| Task statement |
Scan the records below for the word "W啸都学" and give only the number of lines that hold it.

[Extracted data entries]

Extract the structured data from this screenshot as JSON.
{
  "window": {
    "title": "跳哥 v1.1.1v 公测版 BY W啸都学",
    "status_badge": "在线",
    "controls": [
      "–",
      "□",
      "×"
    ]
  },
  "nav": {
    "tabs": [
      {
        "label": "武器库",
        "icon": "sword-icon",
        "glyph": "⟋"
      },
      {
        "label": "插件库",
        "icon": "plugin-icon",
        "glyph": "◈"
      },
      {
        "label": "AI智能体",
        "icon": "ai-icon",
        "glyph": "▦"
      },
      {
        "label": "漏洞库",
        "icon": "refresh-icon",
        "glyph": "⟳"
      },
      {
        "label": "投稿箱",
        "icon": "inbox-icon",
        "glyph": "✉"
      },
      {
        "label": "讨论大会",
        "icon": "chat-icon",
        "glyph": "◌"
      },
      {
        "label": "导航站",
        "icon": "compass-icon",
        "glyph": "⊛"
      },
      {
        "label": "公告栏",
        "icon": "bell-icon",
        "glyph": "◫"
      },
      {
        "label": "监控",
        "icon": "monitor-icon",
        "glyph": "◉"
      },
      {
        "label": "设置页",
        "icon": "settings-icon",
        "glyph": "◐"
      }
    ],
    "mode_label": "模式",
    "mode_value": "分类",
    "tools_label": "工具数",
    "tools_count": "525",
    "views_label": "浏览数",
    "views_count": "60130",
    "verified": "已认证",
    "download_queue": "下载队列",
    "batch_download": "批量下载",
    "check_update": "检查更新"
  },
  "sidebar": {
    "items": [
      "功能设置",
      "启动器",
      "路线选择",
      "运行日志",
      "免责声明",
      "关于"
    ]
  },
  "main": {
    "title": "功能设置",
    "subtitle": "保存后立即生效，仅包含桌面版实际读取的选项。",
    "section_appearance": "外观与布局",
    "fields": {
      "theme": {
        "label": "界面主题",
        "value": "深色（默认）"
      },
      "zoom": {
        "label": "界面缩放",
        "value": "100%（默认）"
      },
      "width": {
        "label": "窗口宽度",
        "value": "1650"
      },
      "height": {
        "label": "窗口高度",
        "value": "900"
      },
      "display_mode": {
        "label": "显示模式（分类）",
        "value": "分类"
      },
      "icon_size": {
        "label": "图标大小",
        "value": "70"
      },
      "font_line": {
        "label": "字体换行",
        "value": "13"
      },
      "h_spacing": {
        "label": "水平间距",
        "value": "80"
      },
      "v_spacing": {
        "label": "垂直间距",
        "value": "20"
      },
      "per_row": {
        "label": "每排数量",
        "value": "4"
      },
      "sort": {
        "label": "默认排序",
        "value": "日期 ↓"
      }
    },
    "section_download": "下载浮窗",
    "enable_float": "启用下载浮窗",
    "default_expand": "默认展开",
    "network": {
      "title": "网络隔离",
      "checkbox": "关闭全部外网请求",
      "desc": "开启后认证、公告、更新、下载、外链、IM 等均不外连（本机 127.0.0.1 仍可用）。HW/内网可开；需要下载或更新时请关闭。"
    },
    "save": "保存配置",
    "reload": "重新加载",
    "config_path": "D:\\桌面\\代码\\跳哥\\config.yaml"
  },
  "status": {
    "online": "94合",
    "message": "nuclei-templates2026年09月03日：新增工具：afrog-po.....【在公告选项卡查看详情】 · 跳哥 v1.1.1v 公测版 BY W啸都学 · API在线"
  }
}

| Result |
2